◆ Problem details ◆
Keep every line where the word "Years" appears; drop the rest.

◆ Data lines ◆

__________________________________________________

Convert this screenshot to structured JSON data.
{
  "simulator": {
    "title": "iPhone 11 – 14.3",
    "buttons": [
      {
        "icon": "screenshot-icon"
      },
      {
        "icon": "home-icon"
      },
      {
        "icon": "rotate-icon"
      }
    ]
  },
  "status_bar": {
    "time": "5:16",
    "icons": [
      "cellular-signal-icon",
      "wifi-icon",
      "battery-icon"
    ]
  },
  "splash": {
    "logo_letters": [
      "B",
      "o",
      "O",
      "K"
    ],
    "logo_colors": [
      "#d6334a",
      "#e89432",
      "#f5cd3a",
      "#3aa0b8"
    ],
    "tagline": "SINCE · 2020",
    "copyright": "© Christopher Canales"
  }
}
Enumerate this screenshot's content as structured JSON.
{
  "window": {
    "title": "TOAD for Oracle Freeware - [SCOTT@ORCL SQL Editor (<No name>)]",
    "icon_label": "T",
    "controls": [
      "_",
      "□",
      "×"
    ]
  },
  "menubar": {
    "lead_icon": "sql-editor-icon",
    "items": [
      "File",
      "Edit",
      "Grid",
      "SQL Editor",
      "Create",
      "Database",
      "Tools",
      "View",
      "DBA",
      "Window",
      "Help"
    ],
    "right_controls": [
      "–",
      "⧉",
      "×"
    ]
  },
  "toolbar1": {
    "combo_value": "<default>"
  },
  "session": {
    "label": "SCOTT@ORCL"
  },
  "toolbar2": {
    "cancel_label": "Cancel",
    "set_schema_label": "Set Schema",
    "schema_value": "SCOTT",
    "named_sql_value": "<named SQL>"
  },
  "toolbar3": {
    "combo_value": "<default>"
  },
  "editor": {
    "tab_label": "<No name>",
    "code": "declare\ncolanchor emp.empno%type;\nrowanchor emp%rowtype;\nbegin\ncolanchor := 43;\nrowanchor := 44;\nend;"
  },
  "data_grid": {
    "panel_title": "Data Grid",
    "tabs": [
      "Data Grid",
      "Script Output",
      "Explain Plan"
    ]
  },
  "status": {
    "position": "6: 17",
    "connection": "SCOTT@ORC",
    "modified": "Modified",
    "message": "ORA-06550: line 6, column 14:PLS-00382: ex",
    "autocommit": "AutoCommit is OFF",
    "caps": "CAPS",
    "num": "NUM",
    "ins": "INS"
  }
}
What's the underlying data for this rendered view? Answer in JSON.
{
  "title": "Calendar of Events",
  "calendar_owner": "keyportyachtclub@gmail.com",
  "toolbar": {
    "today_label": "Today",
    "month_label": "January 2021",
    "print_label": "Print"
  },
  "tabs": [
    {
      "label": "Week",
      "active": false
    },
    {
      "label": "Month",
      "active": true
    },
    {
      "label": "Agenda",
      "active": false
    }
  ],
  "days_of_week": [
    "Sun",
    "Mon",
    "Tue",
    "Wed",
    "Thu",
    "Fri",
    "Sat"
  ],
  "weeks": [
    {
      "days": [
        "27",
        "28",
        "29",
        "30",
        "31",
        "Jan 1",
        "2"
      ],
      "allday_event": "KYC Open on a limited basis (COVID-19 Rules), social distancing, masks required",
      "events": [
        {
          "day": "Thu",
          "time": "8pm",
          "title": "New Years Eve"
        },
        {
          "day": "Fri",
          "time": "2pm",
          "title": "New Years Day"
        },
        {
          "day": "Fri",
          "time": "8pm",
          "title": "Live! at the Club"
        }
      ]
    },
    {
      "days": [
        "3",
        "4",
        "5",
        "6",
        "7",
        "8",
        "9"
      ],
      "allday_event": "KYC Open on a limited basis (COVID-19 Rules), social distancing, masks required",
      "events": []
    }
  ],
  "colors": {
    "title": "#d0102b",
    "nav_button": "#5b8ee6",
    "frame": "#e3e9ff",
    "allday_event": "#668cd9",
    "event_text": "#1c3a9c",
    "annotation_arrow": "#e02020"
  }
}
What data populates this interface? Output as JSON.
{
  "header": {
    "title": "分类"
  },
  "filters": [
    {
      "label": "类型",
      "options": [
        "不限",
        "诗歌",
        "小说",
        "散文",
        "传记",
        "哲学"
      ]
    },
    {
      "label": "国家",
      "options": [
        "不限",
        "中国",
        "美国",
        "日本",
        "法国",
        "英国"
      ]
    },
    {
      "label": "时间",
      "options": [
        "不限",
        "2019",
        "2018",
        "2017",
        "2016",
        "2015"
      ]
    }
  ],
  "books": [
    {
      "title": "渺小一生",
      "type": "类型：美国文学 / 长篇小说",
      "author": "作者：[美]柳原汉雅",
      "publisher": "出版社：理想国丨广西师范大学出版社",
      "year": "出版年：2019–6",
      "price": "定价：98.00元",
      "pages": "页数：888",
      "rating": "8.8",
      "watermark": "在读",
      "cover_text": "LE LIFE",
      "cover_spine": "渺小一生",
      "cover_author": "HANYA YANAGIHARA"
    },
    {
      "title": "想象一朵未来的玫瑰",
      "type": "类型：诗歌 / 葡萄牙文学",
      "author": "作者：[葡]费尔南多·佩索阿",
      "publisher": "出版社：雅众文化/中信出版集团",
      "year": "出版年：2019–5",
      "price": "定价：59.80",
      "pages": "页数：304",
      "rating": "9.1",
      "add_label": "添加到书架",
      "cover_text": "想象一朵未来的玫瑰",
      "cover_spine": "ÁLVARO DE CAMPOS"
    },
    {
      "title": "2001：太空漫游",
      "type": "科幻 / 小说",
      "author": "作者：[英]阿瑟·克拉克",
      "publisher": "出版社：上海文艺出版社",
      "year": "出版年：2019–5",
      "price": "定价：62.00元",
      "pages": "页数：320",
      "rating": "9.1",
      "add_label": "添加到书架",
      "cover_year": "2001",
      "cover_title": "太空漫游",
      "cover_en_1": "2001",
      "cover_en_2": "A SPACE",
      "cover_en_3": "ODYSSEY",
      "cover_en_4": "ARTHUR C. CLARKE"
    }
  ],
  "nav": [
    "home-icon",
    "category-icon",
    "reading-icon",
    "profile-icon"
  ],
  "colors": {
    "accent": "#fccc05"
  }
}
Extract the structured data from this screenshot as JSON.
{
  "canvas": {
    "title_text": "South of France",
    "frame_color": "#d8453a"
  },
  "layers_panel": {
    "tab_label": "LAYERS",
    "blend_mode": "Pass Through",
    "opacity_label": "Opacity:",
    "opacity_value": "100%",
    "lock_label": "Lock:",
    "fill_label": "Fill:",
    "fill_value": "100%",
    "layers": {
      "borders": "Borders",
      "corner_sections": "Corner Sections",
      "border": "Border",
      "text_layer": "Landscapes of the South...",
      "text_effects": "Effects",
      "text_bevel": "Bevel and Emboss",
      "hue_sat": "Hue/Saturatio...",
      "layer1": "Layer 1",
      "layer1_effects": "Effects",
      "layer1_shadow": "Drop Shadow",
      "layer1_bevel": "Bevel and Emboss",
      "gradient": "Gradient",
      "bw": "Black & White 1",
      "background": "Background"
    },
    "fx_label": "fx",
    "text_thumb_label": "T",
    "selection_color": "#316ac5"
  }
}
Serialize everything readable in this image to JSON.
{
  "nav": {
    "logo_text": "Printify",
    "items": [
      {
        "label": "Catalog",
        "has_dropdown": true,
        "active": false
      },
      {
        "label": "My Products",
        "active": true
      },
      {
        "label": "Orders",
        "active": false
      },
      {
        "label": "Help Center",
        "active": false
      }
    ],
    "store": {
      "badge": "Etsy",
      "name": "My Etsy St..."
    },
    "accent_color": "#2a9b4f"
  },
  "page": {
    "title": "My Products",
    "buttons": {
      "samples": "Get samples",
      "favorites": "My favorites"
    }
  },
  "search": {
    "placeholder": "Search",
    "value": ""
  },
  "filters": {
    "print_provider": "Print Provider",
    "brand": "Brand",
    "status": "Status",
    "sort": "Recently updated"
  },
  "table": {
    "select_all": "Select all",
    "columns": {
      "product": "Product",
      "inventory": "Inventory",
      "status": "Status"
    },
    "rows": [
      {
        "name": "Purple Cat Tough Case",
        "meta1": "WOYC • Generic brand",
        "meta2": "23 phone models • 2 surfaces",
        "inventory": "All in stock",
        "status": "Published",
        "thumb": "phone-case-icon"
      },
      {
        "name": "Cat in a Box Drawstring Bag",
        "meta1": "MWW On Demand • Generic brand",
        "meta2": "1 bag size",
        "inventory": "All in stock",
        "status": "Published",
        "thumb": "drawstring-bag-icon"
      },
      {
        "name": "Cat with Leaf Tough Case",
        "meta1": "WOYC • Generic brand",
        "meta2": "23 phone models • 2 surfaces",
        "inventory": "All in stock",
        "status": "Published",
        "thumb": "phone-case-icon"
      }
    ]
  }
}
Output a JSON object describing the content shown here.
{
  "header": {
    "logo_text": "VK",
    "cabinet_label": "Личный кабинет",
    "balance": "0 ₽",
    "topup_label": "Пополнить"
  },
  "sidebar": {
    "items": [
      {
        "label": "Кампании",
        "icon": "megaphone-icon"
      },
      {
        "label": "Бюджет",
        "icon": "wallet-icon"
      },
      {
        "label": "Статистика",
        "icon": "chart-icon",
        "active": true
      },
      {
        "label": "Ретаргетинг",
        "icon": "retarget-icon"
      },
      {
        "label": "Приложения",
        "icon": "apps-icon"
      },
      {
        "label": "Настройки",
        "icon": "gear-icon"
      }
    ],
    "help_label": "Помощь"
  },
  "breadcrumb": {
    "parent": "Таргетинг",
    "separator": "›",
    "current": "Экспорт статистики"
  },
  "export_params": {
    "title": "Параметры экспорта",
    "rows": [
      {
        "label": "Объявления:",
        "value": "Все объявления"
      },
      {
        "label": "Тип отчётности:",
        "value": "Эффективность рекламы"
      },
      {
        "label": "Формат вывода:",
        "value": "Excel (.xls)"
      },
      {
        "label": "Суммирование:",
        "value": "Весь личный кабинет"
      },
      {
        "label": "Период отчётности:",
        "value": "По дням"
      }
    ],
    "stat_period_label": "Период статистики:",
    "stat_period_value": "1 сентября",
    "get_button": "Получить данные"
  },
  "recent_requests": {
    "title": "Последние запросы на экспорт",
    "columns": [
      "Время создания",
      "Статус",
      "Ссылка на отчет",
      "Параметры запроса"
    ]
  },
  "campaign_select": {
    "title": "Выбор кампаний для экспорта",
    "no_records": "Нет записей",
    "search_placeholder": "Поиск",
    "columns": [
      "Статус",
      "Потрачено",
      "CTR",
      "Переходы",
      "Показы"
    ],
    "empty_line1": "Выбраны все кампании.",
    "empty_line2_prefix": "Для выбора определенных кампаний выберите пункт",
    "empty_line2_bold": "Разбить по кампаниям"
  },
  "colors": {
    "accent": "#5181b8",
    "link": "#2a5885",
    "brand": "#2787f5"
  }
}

__________________________________________________

◆ Result for this exercise ◆
          "title": "New Years Eve"
          "title": "New Years Day"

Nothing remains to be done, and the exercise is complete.